What you should do:
Find the lines in these entries that include the word "famulum" and state how many there are, with no other words.

Dataset items:

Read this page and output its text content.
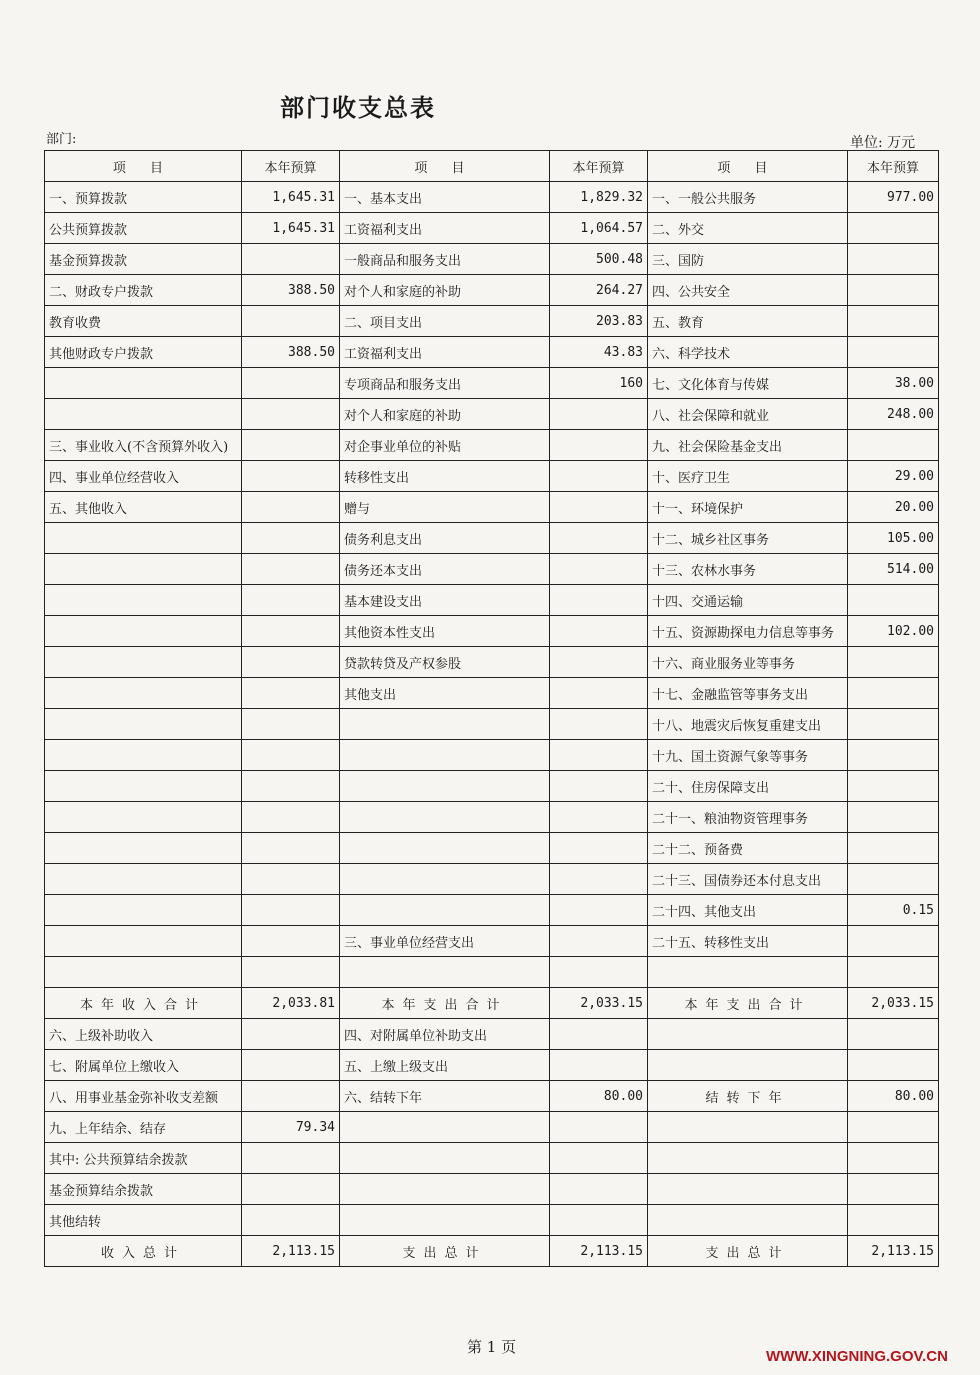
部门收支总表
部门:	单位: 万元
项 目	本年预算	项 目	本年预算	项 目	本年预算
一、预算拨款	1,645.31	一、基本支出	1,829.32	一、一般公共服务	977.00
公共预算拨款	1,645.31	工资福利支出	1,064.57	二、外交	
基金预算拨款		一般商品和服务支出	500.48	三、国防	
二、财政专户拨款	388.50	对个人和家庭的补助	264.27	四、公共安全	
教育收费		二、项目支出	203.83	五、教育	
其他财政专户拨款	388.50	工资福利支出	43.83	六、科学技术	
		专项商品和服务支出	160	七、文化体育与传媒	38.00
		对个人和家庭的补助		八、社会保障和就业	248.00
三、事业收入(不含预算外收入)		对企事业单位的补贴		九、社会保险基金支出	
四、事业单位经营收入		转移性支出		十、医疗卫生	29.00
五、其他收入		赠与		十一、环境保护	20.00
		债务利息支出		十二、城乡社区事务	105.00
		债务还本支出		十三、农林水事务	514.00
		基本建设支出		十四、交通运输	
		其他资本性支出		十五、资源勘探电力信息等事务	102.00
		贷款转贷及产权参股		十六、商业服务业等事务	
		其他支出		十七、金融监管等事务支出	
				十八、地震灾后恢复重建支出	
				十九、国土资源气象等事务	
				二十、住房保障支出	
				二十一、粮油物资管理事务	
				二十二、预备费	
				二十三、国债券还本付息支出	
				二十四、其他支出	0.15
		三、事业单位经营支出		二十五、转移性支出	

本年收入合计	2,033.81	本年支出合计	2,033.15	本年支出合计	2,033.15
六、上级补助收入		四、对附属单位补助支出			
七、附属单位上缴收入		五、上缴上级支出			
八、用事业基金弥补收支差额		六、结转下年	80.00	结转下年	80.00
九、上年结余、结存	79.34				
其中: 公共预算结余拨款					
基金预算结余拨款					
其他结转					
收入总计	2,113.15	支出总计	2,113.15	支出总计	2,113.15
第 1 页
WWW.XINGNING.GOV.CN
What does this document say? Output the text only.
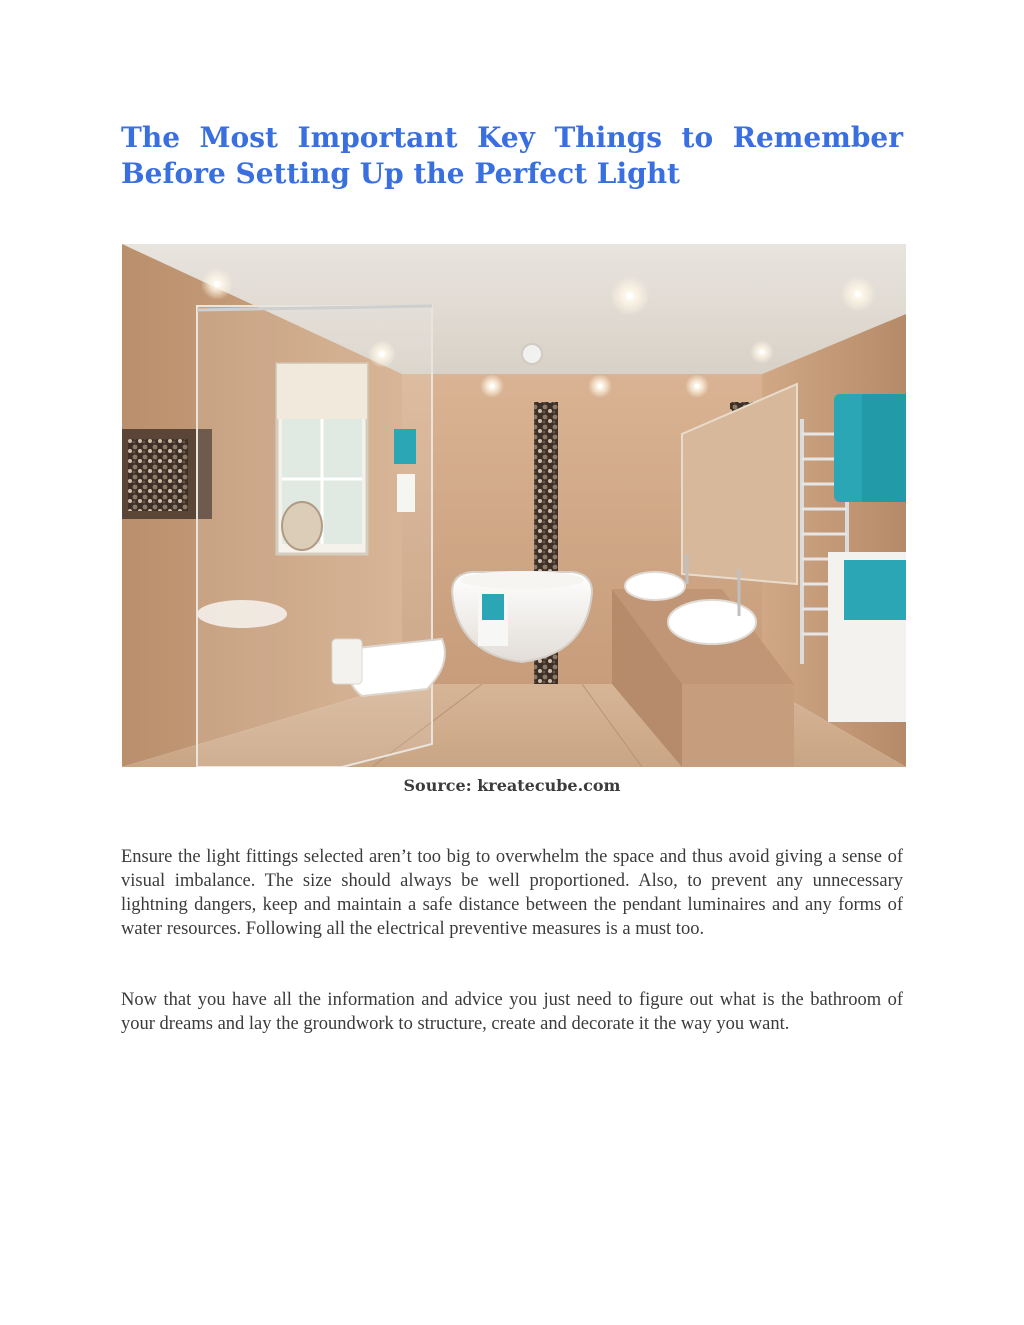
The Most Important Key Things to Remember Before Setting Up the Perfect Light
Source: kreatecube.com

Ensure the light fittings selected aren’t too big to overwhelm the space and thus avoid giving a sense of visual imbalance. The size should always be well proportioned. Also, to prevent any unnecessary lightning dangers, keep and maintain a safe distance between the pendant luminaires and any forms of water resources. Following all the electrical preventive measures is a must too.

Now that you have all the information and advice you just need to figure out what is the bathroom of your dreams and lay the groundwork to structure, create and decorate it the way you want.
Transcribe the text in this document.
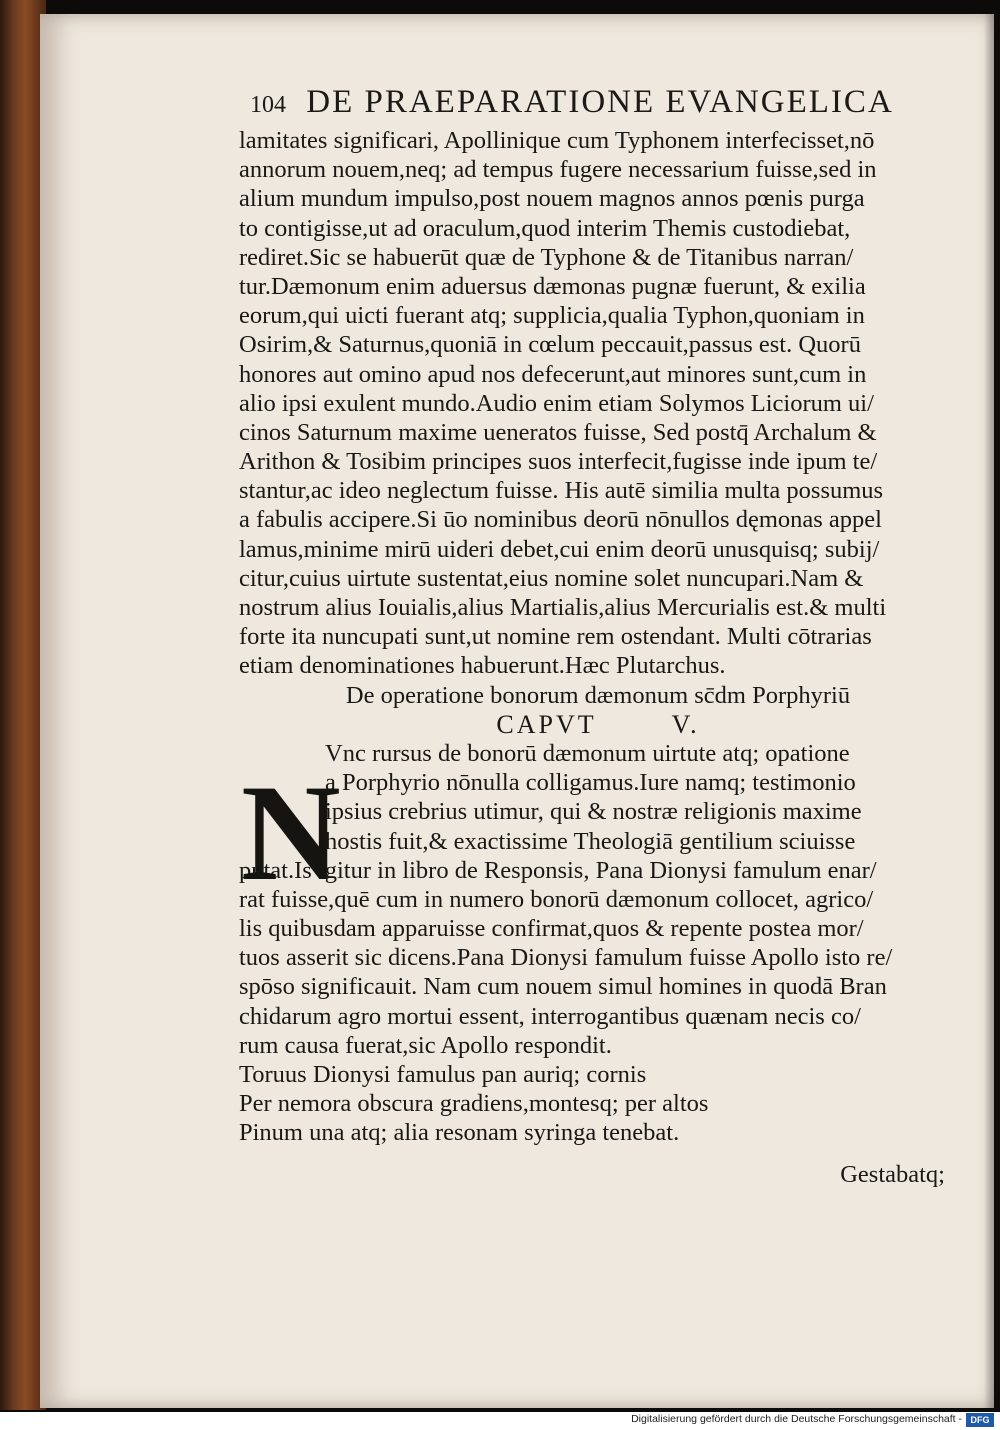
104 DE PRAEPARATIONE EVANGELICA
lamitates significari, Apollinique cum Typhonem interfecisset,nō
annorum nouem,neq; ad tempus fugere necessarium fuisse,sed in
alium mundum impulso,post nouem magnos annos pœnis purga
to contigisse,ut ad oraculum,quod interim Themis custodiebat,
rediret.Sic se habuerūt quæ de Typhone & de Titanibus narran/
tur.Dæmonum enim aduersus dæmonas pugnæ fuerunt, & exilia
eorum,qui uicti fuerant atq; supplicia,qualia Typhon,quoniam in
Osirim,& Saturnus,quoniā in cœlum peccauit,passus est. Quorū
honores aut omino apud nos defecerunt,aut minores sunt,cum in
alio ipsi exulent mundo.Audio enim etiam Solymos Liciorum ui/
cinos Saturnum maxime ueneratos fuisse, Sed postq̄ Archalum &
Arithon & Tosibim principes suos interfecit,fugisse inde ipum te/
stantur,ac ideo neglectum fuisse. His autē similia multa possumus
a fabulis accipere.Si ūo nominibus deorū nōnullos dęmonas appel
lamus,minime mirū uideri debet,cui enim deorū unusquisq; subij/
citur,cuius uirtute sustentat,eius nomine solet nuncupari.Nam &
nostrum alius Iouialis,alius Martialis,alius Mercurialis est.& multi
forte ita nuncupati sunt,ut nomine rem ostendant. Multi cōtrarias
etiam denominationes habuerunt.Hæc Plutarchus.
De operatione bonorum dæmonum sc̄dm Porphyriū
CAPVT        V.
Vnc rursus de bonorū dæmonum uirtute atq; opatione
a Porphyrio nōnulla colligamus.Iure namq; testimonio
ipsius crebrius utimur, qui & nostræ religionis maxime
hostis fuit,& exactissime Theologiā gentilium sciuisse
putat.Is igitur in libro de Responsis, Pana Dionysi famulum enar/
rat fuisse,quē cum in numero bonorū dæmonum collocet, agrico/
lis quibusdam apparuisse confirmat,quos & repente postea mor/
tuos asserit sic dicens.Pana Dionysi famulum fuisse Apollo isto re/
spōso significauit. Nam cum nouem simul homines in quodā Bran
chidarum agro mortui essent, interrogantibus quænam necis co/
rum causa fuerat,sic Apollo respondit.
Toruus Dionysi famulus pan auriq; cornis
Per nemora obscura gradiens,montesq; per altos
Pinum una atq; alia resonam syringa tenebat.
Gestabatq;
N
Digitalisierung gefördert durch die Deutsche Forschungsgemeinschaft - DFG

Output:
2